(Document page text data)
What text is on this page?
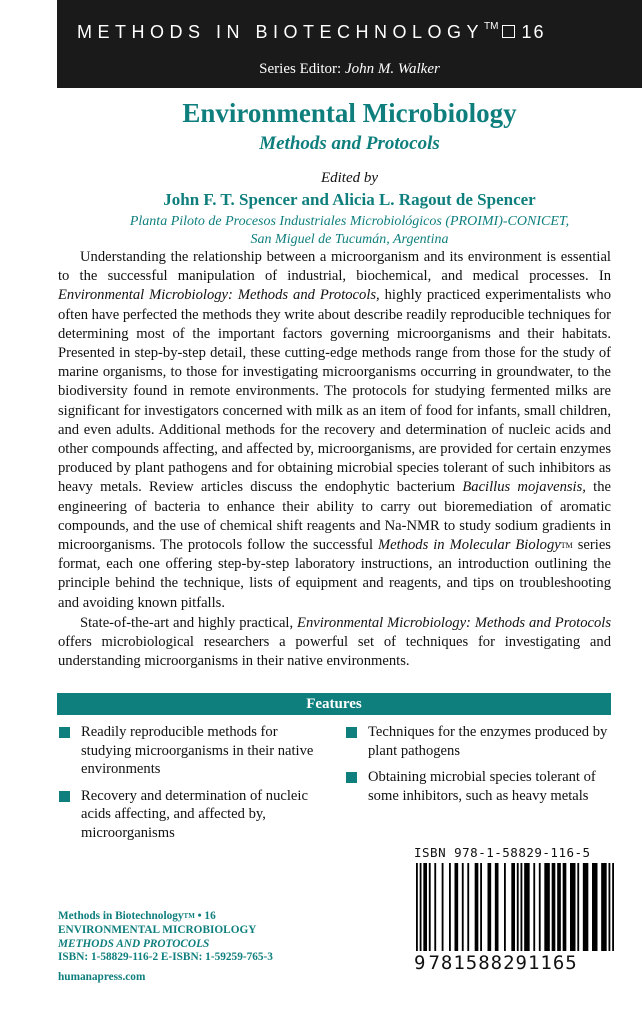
METHODS IN BIOTECHNOLOGY™ 16
Series Editor: John M. Walker
Environmental Microbiology
Methods and Protocols
Edited by
John F. T. Spencer and Alicia L. Ragout de Spencer
Planta Piloto de Procesos Industriales Microbiológicos (PROIMI)-CONICET,
San Miguel de Tucumán, Argentina

Understanding the relationship between a microorganism and its environment is essential to the successful manipulation of industrial, biochemical, and medical processes. In Environmental Microbiology: Methods and Protocols, highly practiced experimentalists who often have perfected the methods they write about describe readily reproducible techniques for determining most of the important factors governing microorganisms and their habitats. Presented in step-by-step detail, these cutting-edge methods range from those for the study of marine organisms, to those for investigating microorganisms occurring in groundwater, to the biodiversity found in remote environments. The protocols for studying fermented milks are significant for investigators concerned with milk as an item of food for infants, small children, and even adults. Additional methods for the recovery and determination of nucleic acids and other compounds affecting, and affected by, microorganisms, are provided for certain enzymes produced by plant pathogens and for obtaining microbial species tolerant of such inhibitors as heavy metals. Review articles discuss the endophytic bacterium Bacillus mojavensis, the engineering of bacteria to enhance their ability to carry out bioremediation of aromatic compounds, and the use of chemical shift reagents and Na-NMR to study sodium gradients in microorganisms. The protocols follow the successful Methods in Molecular Biology™ series format, each one offering step-by-step laboratory instructions, an introduction outlining the principle behind the technique, lists of equipment and reagents, and tips on troubleshooting and avoiding known pitfalls.

State-of-the-art and highly practical, Environmental Microbiology: Methods and Protocols offers microbiological researchers a powerful set of techniques for investigating and understanding microorganisms in their native environments.

Features
Readily reproducible methods for studying microorganisms in their native environments
Recovery and determination of nucleic acids affecting, and affected by, microorganisms
Techniques for the enzymes produced by plant pathogens
Obtaining microbial species tolerant of some inhibitors, such as heavy metals
ISBN 978-1-58829-116-5
9 781588291165
Methods in Biotechnology™ • 16
ENVIRONMENTAL MICROBIOLOGY
METHODS AND PROTOCOLS
ISBN: 1-58829-116-2 E-ISBN: 1-59259-765-3
humanapress.com
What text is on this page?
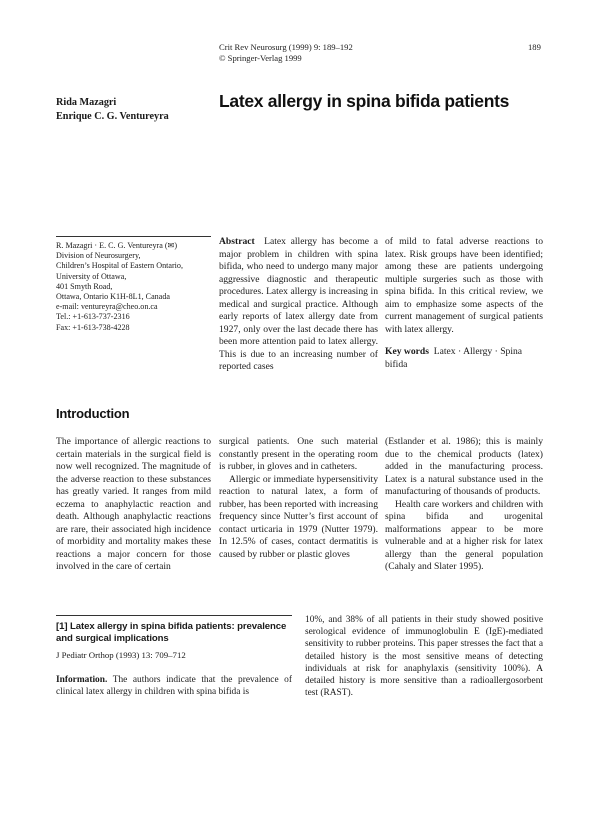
Crit Rev Neurosurg (1999) 9: 189–192
© Springer-Verlag 1999
189
Rida Mazagri
Enrique C. G. Ventureyra
Latex allergy in spina bifida patients
R. Mazagri · E. C. G. Ventureyra (✉)
Division of Neurosurgery,
Children’s Hospital of Eastern Ontario,
University of Ottawa,
401 Smyth Road,
Ottawa, Ontario K1H-8L1, Canada
e-mail: ventureyra@cheo.on.ca
Tel.: +1-613-737-2316
Fax: +1-613-738-4228

Abstract Latex allergy has become a major problem in children with spina bifida, who need to undergo many major aggressive diagnostic and therapeutic procedures. Latex allergy is increasing in medical and surgical practice. Although early reports of latex allergy date from 1927, only over the last decade there has been more attention paid to latex allergy. This is due to an increasing number of reported cases

of mild to fatal adverse reactions to latex. Risk groups have been identified; among these are patients undergoing multiple surgeries such as those with spina bifida. In this critical review, we aim to emphasize some aspects of the current management of surgical patients with latex allergy.

Key words Latex · Allergy · Spina bifida

Introduction

The importance of allergic reactions to certain materials in the surgical field is now well recognized. The magnitude of the adverse reaction to these substances has greatly varied. It ranges from mild eczema to anaphylactic reaction and death. Although anaphylactic reactions are rare, their associated high incidence of morbidity and mortality makes these reactions a major concern for those involved in the care of certain

surgical patients. One such material constantly present in the operating room is rubber, in gloves and in catheters.

Allergic or immediate hypersensitivity reaction to natural latex, a form of rubber, has been reported with increasing frequency since Nutter’s first account of contact urticaria in 1979 (Nutter 1979). In 12.5% of cases, contact dermatitis is caused by rubber or plastic gloves

(Estlander et al. 1986); this is mainly due to the chemical products (latex) added in the manufacturing process. Latex is a natural substance used in the manufacturing of thousands of products.

Health care workers and children with spina bifida and urogenital malformations appear to be more vulnerable and at a higher risk for latex allergy than the general population (Cahaly and Slater 1995).

[1] Latex allergy in spina bifida patients: prevalence and surgical implications
J Pediatr Orthop (1993) 13: 709–712

Information. The authors indicate that the prevalence of clinical latex allergy in children with spina bifida is

10%, and 38% of all patients in their study showed positive serological evidence of immunoglobulin E (IgE)-mediated sensitivity to rubber proteins. This paper stresses the fact that a detailed history is the most sensitive means of detecting individuals at risk for anaphylaxis (sensitivity 100%). A detailed history is more sensitive than a radioallergosorbent test (RAST).
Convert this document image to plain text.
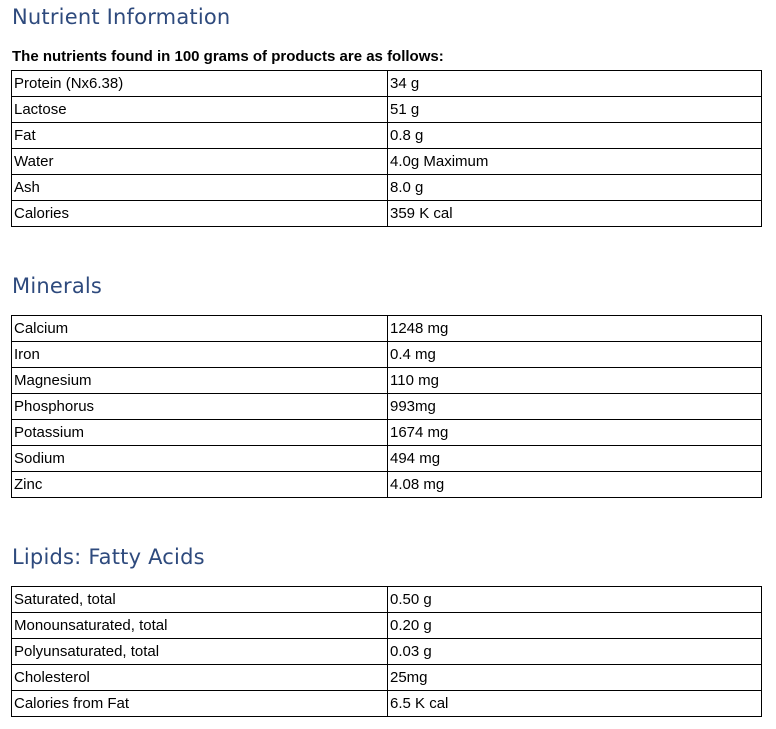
Nutrient Information

The nutrients found in 100 grams of products are as follows:

Protein (Nx6.38)	34 g
Lactose	51 g
Fat	0.8 g
Water	4.0g Maximum
Ash	8.0 g
Calories	359 K cal
Minerals
Calcium	1248 mg
Iron	0.4 mg
Magnesium	110 mg
Phosphorus	993mg
Potassium	1674 mg
Sodium	494 mg
Zinc	4.08 mg
Lipids: Fatty Acids
Saturated, total	0.50 g
Monounsaturated, total	0.20 g
Polyunsaturated, total	0.03 g
Cholesterol	25mg
Calories from Fat	6.5 K cal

:: What to work on ::
Pictures are not part of the copy. Return every record exactly.

:: Worked solution ::
What text is on this page?
METHODS IN BIOTECHNOLOGY™ 16
Series Editor: John M. Walker
Environmental Microbiology
Methods and Protocols
Edited by
John F. T. Spencer and Alicia L. Ragout de Spencer
Planta Piloto de Procesos Industriales Microbiológicos (PROIMI)-CONICET,
San Miguel de Tucumán, Argentina

Understanding the relationship between a microorganism and its environment is essential to the successful manipulation of industrial, biochemical, and medical processes. In Environmental Microbiology: Methods and Protocols, highly practiced experimentalists who often have perfected the methods they write about describe readily reproducible techniques for determining most of the important factors governing microorganisms and their habitats. Presented in step-by-step detail, these cutting-edge methods range from those for the study of marine organisms, to those for investigating microorganisms occurring in groundwater, to the biodiversity found in remote environments. The protocols for studying fermented milks are significant for investigators concerned with milk as an item of food for infants, small children, and even adults. Additional methods for the recovery and determination of nucleic acids and other compounds affecting, and affected by, microorganisms, are provided for certain enzymes produced by plant pathogens and for obtaining microbial species tolerant of such inhibitors as heavy metals. Review articles discuss the endophytic bacterium Bacillus mojavensis, the engineering of bacteria to enhance their ability to carry out bioremediation of aromatic compounds, and the use of chemical shift reagents and Na-NMR to study sodium gradients in microorganisms. The protocols follow the successful Methods in Molecular Biology™ series format, each one offering step-by-step laboratory instructions, an introduction outlining the principle behind the technique, lists of equipment and reagents, and tips on troubleshooting and avoiding known pitfalls.

State-of-the-art and highly practical, Environmental Microbiology: Methods and Protocols offers microbiological researchers a powerful set of techniques for investigating and understanding microorganisms in their native environments.

Features
Readily reproducible methods for studying microorganisms in their native environments
Recovery and determination of nucleic acids affecting, and affected by, microorganisms
Techniques for the enzymes produced by plant pathogens
Obtaining microbial species tolerant of some inhibitors, such as heavy metals
ISBN 978-1-58829-116-5
9 781588291165
Methods in Biotechnology™ • 16
ENVIRONMENTAL MICROBIOLOGY
METHODS AND PROTOCOLS
ISBN: 1-58829-116-2 E-ISBN: 1-59259-765-3
humanapress.com
What text is on this page?
Crit Rev Neurosurg (1999) 9: 189–192
© Springer-Verlag 1999
189
Rida Mazagri
Enrique C. G. Ventureyra
Latex allergy in spina bifida patients
R. Mazagri · E. C. G. Ventureyra (✉)
Division of Neurosurgery,
Children’s Hospital of Eastern Ontario,
University of Ottawa,
401 Smyth Road,
Ottawa, Ontario K1H-8L1, Canada
e-mail: ventureyra@cheo.on.ca
Tel.: +1-613-737-2316
Fax: +1-613-738-4228

Abstract Latex allergy has become a major problem in children with spina bifida, who need to undergo many major aggressive diagnostic and therapeutic procedures. Latex allergy is increasing in medical and surgical practice. Although early reports of latex allergy date from 1927, only over the last decade there has been more attention paid to latex allergy. This is due to an increasing number of reported cases

of mild to fatal adverse reactions to latex. Risk groups have been identified; among these are patients undergoing multiple surgeries such as those with spina bifida. In this critical review, we aim to emphasize some aspects of the current management of surgical patients with latex allergy.

Key words Latex · Allergy · Spina bifida

Introduction

The importance of allergic reactions to certain materials in the surgical field is now well recognized. The magnitude of the adverse reaction to these substances has greatly varied. It ranges from mild eczema to anaphylactic reaction and death. Although anaphylactic reactions are rare, their associated high incidence of morbidity and mortality makes these reactions a major concern for those involved in the care of certain

surgical patients. One such material constantly present in the operating room is rubber, in gloves and in catheters.

Allergic or immediate hypersensitivity reaction to natural latex, a form of rubber, has been reported with increasing frequency since Nutter’s first account of contact urticaria in 1979 (Nutter 1979). In 12.5% of cases, contact dermatitis is caused by rubber or plastic gloves

(Estlander et al. 1986); this is mainly due to the chemical products (latex) added in the manufacturing process. Latex is a natural substance used in the manufacturing of thousands of products.

Health care workers and children with spina bifida and urogenital malformations appear to be more vulnerable and at a higher risk for latex allergy than the general population (Cahaly and Slater 1995).

[1] Latex allergy in spina bifida patients: prevalence and surgical implications
J Pediatr Orthop (1993) 13: 709–712

Information. The authors indicate that the prevalence of clinical latex allergy in children with spina bifida is

10%, and 38% of all patients in their study showed positive serological evidence of immunoglobulin E (IgE)-mediated sensitivity to rubber proteins. This paper stresses the fact that a detailed history is the most sensitive means of detecting individuals at risk for anaphylaxis (sensitivity 100%). A detailed history is more sensitive than a radioallergosorbent test (RAST).
Convert this document image to plain text.
Nutrient Information

The nutrients found in 100 grams of products are as follows:

Protein (Nx6.38)	34 g
Lactose	51 g
Fat	0.8 g
Water	4.0g Maximum
Ash	8.0 g
Calories	359 K cal
Minerals
Calcium	1248 mg
Iron	0.4 mg
Magnesium	110 mg
Phosphorus	993mg
Potassium	1674 mg
Sodium	494 mg
Zinc	4.08 mg
Lipids: Fatty Acids
Saturated, total	0.50 g
Monounsaturated, total	0.20 g
Polyunsaturated, total	0.03 g
Cholesterol	25mg
Calories from Fat	6.5 K cal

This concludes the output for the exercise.